* _What the task requires_
In the listing below, pick out lines with "name".
#### Extracted data
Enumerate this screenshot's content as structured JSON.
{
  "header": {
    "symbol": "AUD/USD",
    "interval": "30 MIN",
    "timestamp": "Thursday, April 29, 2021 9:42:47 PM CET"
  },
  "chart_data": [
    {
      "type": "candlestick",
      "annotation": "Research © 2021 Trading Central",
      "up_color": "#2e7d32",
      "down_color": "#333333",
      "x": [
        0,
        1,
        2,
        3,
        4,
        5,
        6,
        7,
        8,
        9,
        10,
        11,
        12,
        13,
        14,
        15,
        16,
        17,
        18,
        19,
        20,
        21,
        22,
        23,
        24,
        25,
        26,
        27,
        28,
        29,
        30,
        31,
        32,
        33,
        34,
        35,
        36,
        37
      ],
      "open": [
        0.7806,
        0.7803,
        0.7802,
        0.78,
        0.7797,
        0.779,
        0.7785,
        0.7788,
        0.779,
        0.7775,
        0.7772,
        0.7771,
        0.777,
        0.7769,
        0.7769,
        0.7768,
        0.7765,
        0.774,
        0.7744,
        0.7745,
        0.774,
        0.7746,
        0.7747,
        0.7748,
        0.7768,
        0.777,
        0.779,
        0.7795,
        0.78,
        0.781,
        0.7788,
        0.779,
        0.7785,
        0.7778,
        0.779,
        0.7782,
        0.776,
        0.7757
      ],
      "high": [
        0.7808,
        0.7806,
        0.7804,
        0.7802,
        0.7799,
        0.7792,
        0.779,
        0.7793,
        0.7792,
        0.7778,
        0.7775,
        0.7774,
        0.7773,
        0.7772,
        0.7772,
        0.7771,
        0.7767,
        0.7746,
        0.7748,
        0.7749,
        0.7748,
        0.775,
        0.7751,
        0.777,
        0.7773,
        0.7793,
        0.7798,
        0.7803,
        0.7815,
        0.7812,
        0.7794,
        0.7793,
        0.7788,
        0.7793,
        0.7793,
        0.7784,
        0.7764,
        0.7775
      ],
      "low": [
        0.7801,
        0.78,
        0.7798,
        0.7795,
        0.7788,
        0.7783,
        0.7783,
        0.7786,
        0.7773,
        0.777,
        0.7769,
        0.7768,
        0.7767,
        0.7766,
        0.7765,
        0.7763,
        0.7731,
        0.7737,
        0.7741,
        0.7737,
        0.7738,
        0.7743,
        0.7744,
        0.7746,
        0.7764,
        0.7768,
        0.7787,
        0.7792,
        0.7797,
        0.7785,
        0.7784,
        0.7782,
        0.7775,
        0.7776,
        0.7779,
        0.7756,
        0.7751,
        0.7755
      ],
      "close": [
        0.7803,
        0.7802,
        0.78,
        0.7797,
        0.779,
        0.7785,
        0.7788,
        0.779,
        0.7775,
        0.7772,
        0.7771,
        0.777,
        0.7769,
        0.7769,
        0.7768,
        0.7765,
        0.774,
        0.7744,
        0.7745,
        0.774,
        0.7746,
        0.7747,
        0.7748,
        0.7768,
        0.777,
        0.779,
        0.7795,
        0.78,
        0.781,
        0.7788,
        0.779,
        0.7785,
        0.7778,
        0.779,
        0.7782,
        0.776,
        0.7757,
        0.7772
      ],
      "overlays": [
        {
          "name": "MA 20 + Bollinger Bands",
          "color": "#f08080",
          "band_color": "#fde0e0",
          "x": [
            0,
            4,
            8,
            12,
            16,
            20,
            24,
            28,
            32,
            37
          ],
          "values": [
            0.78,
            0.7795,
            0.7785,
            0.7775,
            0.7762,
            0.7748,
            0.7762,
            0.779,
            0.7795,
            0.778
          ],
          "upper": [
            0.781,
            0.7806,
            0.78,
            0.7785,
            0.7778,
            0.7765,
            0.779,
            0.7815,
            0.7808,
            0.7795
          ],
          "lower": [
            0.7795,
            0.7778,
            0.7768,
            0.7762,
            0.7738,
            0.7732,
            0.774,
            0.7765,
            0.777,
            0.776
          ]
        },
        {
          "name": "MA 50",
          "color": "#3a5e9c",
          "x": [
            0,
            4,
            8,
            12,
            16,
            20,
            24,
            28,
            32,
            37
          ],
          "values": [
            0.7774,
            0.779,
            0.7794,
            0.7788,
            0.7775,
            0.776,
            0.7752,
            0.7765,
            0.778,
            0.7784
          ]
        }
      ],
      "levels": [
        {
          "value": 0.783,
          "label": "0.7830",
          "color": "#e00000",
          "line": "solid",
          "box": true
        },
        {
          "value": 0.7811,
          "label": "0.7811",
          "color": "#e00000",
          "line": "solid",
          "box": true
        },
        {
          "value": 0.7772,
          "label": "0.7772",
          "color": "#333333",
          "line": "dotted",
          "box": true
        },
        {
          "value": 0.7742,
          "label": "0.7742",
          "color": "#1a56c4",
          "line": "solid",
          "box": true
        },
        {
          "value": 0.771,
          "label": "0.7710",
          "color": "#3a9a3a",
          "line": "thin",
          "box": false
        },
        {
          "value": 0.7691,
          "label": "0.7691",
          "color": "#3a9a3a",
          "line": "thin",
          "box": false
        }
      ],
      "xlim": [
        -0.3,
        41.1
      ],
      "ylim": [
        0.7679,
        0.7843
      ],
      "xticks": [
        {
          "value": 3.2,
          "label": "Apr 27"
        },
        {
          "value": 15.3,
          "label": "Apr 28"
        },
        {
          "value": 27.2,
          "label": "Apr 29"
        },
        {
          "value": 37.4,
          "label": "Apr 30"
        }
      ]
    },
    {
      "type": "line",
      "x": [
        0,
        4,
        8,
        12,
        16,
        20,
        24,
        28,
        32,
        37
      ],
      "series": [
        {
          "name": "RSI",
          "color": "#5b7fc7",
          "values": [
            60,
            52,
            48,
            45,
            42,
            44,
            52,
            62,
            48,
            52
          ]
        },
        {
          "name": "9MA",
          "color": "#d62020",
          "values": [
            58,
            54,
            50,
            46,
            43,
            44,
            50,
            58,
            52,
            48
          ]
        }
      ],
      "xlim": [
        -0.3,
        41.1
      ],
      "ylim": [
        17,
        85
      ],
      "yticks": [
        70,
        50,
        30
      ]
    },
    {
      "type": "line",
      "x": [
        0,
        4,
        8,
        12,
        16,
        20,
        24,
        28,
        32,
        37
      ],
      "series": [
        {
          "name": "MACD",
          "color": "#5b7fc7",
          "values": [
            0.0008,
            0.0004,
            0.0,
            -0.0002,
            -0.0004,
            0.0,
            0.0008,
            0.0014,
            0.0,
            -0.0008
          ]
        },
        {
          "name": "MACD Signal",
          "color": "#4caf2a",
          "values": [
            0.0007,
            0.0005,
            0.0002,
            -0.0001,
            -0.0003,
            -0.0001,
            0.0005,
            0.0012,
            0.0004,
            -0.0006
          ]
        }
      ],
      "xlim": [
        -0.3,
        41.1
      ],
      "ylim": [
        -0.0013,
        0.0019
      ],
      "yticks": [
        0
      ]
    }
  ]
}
########
* _Task answer_
          "name": "MA 20 + Bollinger Bands",
          "name": "MA 50",
          "name": "RSI",
          "name": "9MA",
          "name": "MACD",
          "name": "MACD Signal",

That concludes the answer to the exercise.